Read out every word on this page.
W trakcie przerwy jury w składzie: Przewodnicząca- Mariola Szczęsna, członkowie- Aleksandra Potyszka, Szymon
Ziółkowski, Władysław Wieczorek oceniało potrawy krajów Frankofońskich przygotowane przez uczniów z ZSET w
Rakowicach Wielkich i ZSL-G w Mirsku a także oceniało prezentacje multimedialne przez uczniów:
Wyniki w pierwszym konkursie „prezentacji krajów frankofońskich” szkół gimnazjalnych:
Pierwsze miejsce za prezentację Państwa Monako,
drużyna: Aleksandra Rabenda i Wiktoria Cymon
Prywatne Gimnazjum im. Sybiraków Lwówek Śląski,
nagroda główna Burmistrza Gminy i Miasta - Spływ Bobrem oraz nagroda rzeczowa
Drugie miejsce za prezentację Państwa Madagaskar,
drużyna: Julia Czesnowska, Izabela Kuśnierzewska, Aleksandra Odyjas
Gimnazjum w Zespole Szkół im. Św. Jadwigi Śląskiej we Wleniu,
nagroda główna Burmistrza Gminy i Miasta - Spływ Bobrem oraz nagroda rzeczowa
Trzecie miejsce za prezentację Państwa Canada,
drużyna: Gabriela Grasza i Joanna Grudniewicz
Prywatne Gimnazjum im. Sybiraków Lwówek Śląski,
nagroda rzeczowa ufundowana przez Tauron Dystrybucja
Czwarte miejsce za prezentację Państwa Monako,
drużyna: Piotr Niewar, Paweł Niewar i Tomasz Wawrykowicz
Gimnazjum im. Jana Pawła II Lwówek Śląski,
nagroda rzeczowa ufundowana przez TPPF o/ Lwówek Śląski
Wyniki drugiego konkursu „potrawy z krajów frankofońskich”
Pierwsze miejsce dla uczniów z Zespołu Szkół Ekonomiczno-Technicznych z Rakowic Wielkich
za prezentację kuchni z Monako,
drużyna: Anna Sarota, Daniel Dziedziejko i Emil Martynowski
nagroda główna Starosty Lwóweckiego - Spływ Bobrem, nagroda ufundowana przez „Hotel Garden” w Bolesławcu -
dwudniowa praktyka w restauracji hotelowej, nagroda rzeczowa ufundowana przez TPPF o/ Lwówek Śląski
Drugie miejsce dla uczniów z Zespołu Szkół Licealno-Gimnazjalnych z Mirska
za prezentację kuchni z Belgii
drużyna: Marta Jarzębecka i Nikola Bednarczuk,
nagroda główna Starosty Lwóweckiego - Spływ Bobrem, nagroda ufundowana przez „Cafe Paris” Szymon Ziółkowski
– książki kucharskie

-*-

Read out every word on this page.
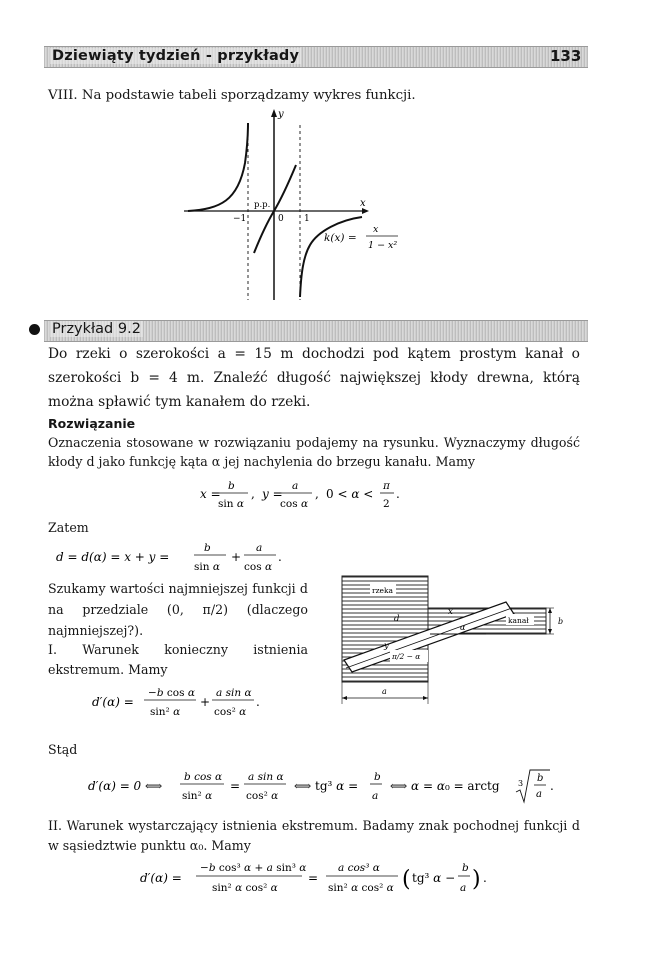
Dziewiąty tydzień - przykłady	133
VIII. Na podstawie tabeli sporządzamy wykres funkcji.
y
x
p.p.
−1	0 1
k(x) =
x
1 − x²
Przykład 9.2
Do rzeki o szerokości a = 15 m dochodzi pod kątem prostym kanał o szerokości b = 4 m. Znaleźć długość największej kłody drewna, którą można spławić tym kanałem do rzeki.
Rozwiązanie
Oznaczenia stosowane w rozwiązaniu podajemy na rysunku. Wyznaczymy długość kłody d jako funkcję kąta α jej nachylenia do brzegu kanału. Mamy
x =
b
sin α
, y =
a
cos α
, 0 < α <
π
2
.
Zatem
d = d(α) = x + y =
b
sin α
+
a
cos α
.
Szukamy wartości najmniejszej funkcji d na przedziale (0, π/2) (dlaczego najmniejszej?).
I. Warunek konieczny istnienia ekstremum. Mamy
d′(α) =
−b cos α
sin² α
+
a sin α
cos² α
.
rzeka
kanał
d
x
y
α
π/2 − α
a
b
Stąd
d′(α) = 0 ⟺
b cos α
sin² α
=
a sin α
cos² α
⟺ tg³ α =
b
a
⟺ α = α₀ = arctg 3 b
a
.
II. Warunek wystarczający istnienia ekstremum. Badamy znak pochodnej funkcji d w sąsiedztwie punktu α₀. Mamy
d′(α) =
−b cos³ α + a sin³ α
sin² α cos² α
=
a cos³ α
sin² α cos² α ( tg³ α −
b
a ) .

-*-

For the entries shown above, give the number of lines that include the word "funkcji", without any other text.

3